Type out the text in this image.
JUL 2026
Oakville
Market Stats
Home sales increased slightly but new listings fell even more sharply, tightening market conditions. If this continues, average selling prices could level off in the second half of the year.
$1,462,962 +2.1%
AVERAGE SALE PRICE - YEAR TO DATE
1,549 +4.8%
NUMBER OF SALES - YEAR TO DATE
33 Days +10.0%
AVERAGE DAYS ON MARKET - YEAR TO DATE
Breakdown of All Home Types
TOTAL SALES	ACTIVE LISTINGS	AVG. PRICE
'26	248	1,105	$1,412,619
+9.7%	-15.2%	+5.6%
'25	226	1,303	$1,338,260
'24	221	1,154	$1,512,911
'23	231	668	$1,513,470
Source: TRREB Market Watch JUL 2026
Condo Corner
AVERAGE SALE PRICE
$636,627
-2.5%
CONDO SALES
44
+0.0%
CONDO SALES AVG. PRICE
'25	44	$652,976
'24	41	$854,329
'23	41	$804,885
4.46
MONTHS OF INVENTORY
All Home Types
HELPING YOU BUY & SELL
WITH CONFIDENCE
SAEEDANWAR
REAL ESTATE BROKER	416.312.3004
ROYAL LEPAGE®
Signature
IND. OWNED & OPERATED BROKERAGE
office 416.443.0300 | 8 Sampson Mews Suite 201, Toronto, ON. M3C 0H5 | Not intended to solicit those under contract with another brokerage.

THE PROBLEM | Exactly how many lines in the data above contain the word "this"? Respond with the number and nothing more.

THE COMPLETED TASK | 2